— Begin EXERCISE INPUT —

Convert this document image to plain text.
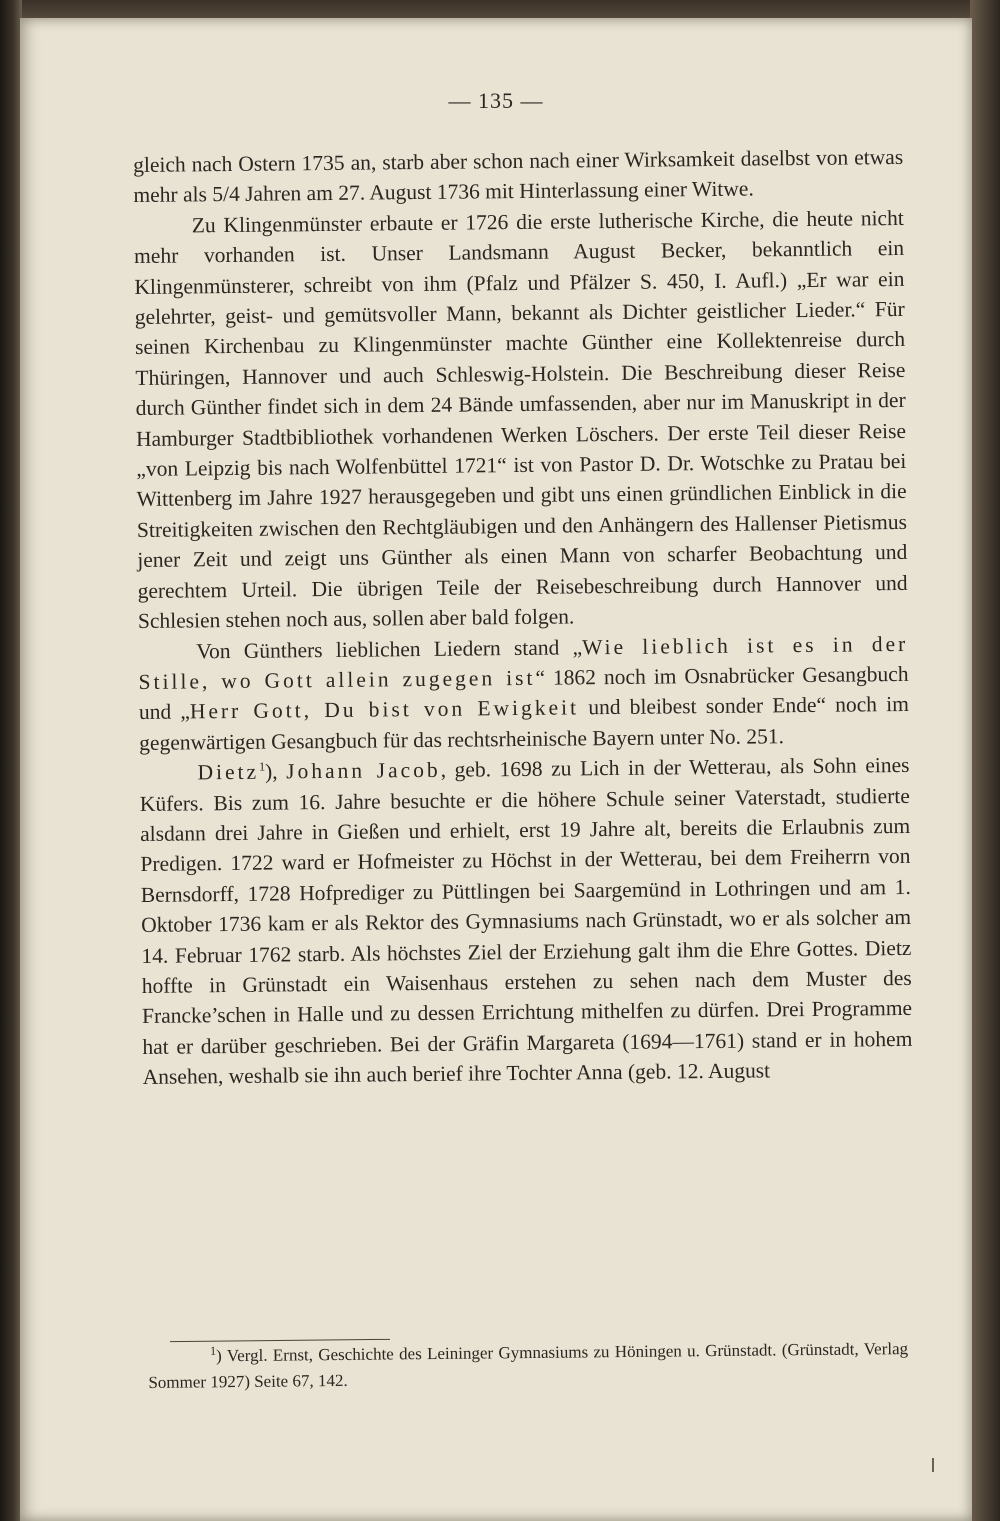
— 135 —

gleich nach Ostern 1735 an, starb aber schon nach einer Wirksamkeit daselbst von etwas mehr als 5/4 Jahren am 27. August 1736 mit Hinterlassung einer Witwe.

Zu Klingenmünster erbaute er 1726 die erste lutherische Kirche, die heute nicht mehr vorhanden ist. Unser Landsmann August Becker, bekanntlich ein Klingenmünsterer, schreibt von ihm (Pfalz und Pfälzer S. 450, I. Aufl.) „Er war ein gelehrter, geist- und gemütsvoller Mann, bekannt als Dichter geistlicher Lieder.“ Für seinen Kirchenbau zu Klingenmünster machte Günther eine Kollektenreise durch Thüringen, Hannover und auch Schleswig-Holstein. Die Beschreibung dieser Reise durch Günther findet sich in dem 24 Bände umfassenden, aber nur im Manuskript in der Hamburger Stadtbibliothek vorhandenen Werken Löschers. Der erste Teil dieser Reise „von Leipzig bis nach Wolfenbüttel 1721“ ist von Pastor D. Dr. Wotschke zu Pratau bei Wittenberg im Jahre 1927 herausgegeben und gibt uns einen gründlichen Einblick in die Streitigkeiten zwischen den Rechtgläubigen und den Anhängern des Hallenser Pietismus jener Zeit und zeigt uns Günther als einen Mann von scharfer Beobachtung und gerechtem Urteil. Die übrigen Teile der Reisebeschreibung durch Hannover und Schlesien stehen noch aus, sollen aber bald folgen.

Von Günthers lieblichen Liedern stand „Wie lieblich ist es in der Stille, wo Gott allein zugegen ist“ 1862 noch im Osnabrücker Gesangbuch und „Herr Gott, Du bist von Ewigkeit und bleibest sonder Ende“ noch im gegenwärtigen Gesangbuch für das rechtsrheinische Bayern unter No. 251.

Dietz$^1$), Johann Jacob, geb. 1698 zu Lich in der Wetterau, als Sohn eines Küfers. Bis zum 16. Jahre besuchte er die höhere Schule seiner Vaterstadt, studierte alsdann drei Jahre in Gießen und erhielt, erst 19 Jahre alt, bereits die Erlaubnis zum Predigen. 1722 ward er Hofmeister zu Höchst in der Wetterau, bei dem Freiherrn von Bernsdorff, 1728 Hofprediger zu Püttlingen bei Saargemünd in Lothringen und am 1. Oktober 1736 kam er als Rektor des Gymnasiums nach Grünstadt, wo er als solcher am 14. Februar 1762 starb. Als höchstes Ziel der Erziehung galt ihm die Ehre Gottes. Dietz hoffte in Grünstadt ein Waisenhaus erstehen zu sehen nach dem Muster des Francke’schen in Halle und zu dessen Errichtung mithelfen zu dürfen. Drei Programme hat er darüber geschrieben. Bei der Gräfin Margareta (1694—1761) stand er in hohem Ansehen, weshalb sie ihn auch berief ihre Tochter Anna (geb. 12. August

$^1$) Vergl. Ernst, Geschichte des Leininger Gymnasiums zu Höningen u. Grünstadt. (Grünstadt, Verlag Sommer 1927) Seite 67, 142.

— End EXERCISE INPUT —

**WHAT IS ASKED**
Within the entries above, report how many lines include "Grünstadt", and keep the answer to the number.

**OUTPUT OF THE TASK**
2